__Record excerpts__.
Begin
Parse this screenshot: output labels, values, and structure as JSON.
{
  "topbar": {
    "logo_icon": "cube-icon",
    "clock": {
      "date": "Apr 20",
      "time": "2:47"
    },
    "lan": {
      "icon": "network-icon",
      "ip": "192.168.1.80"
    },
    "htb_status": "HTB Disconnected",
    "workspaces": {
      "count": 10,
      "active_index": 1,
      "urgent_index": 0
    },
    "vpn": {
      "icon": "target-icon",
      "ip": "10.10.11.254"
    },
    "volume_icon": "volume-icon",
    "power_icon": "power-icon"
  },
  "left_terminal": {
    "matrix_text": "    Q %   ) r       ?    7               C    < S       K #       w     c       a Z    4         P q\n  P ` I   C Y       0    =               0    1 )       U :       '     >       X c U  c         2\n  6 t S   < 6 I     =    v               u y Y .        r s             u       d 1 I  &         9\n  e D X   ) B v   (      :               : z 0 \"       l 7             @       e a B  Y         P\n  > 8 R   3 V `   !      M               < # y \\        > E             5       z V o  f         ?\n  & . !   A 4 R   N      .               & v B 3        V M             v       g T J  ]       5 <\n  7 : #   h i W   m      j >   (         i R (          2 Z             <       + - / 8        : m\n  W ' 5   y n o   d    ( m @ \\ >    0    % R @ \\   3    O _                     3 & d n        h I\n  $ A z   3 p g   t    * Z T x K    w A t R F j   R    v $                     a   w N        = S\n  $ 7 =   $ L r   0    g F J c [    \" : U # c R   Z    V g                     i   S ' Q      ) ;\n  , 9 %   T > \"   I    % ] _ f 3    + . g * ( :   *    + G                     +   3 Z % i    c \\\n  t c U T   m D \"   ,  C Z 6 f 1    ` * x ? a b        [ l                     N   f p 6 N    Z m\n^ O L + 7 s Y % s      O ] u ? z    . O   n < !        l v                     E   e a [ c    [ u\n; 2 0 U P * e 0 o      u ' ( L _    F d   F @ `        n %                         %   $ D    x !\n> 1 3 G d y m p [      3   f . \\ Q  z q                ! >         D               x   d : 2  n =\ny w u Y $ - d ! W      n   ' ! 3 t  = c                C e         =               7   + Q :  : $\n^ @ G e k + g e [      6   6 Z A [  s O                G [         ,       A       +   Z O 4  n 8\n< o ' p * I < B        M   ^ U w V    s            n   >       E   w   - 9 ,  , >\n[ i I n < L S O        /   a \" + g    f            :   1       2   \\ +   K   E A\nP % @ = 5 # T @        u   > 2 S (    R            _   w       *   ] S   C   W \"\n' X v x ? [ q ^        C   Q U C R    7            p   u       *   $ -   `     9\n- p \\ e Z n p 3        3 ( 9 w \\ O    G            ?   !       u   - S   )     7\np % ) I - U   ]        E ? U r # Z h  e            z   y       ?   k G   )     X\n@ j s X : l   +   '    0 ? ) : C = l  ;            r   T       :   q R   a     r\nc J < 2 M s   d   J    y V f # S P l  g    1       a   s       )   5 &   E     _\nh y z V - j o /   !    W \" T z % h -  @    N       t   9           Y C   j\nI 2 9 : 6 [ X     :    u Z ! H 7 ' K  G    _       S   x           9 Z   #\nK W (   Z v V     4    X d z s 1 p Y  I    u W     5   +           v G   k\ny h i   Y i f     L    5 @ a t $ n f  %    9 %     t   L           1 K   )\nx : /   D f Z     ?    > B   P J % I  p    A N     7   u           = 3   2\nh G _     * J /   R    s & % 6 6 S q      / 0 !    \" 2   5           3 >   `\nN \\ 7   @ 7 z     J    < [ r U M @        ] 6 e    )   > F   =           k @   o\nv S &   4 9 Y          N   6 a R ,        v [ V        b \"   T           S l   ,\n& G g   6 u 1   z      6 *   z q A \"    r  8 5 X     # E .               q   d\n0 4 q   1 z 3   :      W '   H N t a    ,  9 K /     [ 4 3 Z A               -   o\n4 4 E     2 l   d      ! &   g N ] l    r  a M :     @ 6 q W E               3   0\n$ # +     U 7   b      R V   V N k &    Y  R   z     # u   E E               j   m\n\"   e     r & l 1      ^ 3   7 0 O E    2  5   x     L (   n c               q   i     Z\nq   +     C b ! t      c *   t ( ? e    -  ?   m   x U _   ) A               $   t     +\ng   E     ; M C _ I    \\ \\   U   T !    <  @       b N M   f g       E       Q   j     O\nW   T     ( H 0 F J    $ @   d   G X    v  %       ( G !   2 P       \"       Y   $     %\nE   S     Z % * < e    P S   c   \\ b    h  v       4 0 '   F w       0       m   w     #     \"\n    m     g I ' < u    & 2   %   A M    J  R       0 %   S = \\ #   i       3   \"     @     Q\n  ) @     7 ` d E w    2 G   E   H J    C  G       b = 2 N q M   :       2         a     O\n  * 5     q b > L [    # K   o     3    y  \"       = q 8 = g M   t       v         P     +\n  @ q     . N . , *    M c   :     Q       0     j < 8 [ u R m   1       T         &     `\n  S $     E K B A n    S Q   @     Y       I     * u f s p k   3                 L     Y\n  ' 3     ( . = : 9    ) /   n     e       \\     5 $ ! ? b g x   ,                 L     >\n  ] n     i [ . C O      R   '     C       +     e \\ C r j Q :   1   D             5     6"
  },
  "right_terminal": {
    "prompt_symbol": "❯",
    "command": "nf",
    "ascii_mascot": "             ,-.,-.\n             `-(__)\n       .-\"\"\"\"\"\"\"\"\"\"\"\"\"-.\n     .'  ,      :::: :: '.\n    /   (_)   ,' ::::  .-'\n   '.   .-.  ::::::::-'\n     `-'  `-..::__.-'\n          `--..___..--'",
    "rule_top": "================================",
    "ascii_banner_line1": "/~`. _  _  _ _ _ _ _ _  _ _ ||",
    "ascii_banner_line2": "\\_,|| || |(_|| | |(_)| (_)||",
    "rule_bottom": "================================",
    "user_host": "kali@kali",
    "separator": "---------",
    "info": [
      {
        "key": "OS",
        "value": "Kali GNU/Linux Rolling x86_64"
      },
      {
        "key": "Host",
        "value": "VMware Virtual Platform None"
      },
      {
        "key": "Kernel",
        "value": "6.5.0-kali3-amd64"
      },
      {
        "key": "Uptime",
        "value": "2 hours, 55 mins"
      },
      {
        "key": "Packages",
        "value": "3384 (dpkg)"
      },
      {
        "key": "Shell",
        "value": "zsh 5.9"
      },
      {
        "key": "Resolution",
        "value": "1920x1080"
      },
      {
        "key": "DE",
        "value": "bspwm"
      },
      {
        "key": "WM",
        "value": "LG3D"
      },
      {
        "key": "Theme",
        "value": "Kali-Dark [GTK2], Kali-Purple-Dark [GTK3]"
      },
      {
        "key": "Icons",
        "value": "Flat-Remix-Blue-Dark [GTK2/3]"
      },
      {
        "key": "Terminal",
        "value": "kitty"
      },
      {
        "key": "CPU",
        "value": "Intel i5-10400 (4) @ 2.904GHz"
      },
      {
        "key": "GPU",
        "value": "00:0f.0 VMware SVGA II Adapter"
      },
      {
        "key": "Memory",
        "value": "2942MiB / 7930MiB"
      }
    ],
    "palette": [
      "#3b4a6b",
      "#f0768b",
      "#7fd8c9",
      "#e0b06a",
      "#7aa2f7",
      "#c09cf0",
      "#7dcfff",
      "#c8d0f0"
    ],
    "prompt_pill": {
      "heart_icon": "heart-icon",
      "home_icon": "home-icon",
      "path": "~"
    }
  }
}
End
__The request__.
Your task is to give the records above again, exactly.

__Task output__.
Parse this screenshot: output labels, values, and structure as JSON.
{
  "topbar": {
    "logo_icon": "cube-icon",
    "clock": {
      "date": "Apr 20",
      "time": "2:47"
    },
    "lan": {
      "icon": "network-icon",
      "ip": "192.168.1.80"
    },
    "htb_status": "HTB Disconnected",
    "workspaces": {
      "count": 10,
      "active_index": 1,
      "urgent_index": 0
    },
    "vpn": {
      "icon": "target-icon",
      "ip": "10.10.11.254"
    },
    "volume_icon": "volume-icon",
    "power_icon": "power-icon"
  },
  "left_terminal": {
    "matrix_text": "    Q %   ) r       ?    7               C    < S       K #       w     c       a Z    4         P q\n  P ` I   C Y       0    =               0    1 )       U :       '     >       X c U  c         2\n  6 t S   < 6 I     =    v               u y Y .        r s             u       d 1 I  &         9\n  e D X   ) B v   (      :               : z 0 \"       l 7             @       e a B  Y         P\n  > 8 R   3 V `   !      M               < # y \\        > E             5       z V o  f         ?\n  & . !   A 4 R   N      .               & v B 3        V M             v       g T J  ]       5 <\n  7 : #   h i W   m      j >   (         i R (          2 Z             <       + - / 8        : m\n  W ' 5   y n o   d    ( m @ \\ >    0    % R @ \\   3    O _                     3 & d n        h I\n  $ A z   3 p g   t    * Z T x K    w A t R F j   R    v $                     a   w N        = S\n  $ 7 =   $ L r   0    g F J c [    \" : U # c R   Z    V g                     i   S ' Q      ) ;\n  , 9 %   T > \"   I    % ] _ f 3    + . g * ( :   *    + G                     +   3 Z % i    c \\\n  t c U T   m D \"   ,  C Z 6 f 1    ` * x ? a b        [ l                     N   f p 6 N    Z m\n^ O L + 7 s Y % s      O ] u ? z    . O   n < !        l v                     E   e a [ c    [ u\n; 2 0 U P * e 0 o      u ' ( L _    F d   F @ `        n %                         %   $ D    x !\n> 1 3 G d y m p [      3   f . \\ Q  z q                ! >         D               x   d : 2  n =\ny w u Y $ - d ! W      n   ' ! 3 t  = c                C e         =               7   + Q :  : $\n^ @ G e k + g e [      6   6 Z A [  s O                G [         ,       A       +   Z O 4  n 8\n< o ' p * I < B        M   ^ U w V    s            n   >       E   w   - 9 ,  , >\n[ i I n < L S O        /   a \" + g    f            :   1       2   \\ +   K   E A\nP % @ = 5 # T @        u   > 2 S (    R            _   w       *   ] S   C   W \"\n' X v x ? [ q ^        C   Q U C R    7            p   u       *   $ -   `     9\n- p \\ e Z n p 3        3 ( 9 w \\ O    G            ?   !       u   - S   )     7\np % ) I - U   ]        E ? U r # Z h  e            z   y       ?   k G   )     X\n@ j s X : l   +   '    0 ? ) : C = l  ;            r   T       :   q R   a     r\nc J < 2 M s   d   J    y V f # S P l  g    1       a   s       )   5 &   E     _\nh y z V - j o /   !    W \" T z % h -  @    N       t   9           Y C   j\nI 2 9 : 6 [ X     :    u Z ! H 7 ' K  G    _       S   x           9 Z   #\nK W (   Z v V     4    X d z s 1 p Y  I    u W     5   +           v G   k\ny h i   Y i f     L    5 @ a t $ n f  %    9 %     t   L           1 K   )\nx : /   D f Z     ?    > B   P J % I  p    A N     7   u           = 3   2\nh G _     * J /   R    s & % 6 6 S q      / 0 !    \" 2   5           3 >   `\nN \\ 7   @ 7 z     J    < [ r U M @        ] 6 e    )   > F   =           k @   o\nv S &   4 9 Y          N   6 a R ,        v [ V        b \"   T           S l   ,\n& G g   6 u 1   z      6 *   z q A \"    r  8 5 X     # E .               q   d\n0 4 q   1 z 3   :      W '   H N t a    ,  9 K /     [ 4 3 Z A               -   o\n4 4 E     2 l   d      ! &   g N ] l    r  a M :     @ 6 q W E               3   0\n$ # +     U 7   b      R V   V N k &    Y  R   z     # u   E E               j   m\n\"   e     r & l 1      ^ 3   7 0 O E    2  5   x     L (   n c               q   i     Z\nq   +     C b ! t      c *   t ( ? e    -  ?   m   x U _   ) A               $   t     +\ng   E     ; M C _ I    \\ \\   U   T !    <  @       b N M   f g       E       Q   j     O\nW   T     ( H 0 F J    $ @   d   G X    v  %       ( G !   2 P       \"       Y   $     %\nE   S     Z % * < e    P S   c   \\ b    h  v       4 0 '   F w       0       m   w     #     \"\n    m     g I ' < u    & 2   %   A M    J  R       0 %   S = \\ #   i       3   \"     @     Q\n  ) @     7 ` d E w    2 G   E   H J    C  G       b = 2 N q M   :       2         a     O\n  * 5     q b > L [    # K   o     3    y  \"       = q 8 = g M   t       v         P     +\n  @ q     . N . , *    M c   :     Q       0     j < 8 [ u R m   1       T         &     `\n  S $     E K B A n    S Q   @     Y       I     * u f s p k   3                 L     Y\n  ' 3     ( . = : 9    ) /   n     e       \\     5 $ ! ? b g x   ,                 L     >\n  ] n     i [ . C O      R   '     C       +     e \\ C r j Q :   1   D             5     6"
  },
  "right_terminal": {
    "prompt_symbol": "❯",
    "command": "nf",
    "ascii_mascot": "             ,-.,-.\n             `-(__)\n       .-\"\"\"\"\"\"\"\"\"\"\"\"\"-.\n     .'  ,      :::: :: '.\n    /   (_)   ,' ::::  .-'\n   '.   .-.  ::::::::-'\n     `-'  `-..::__.-'\n          `--..___..--'",
    "rule_top": "================================",
    "ascii_banner_line1": "/~`. _  _  _ _ _ _ _ _  _ _ ||",
    "ascii_banner_line2": "\\_,|| || |(_|| | |(_)| (_)||",
    "rule_bottom": "================================",
    "user_host": "kali@kali",
    "separator": "---------",
    "info": [
      {
        "key": "OS",
        "value": "Kali GNU/Linux Rolling x86_64"
      },
      {
        "key": "Host",
        "value": "VMware Virtual Platform None"
      },
      {
        "key": "Kernel",
        "value": "6.5.0-kali3-amd64"
      },
      {
        "key": "Uptime",
        "value": "2 hours, 55 mins"
      },
      {
        "key": "Packages",
        "value": "3384 (dpkg)"
      },
      {
        "key": "Shell",
        "value": "zsh 5.9"
      },
      {
        "key": "Resolution",
        "value": "1920x1080"
      },
      {
        "key": "DE",
        "value": "bspwm"
      },
      {
        "key": "WM",
        "value": "LG3D"
      },
      {
        "key": "Theme",
        "value": "Kali-Dark [GTK2], Kali-Purple-Dark [GTK3]"
      },
      {
        "key": "Icons",
        "value": "Flat-Remix-Blue-Dark [GTK2/3]"
      },
      {
        "key": "Terminal",
        "value": "kitty"
      },
      {
        "key": "CPU",
        "value": "Intel i5-10400 (4) @ 2.904GHz"
      },
      {
        "key": "GPU",
        "value": "00:0f.0 VMware SVGA II Adapter"
      },
      {
        "key": "Memory",
        "value": "2942MiB / 7930MiB"
      }
    ],
    "palette": [
      "#3b4a6b",
      "#f0768b",
      "#7fd8c9",
      "#e0b06a",
      "#7aa2f7",
      "#c09cf0",
      "#7dcfff",
      "#c8d0f0"
    ],
    "prompt_pill": {
      "heart_icon": "heart-icon",
      "home_icon": "home-icon",
      "path": "~"
    }
  }
}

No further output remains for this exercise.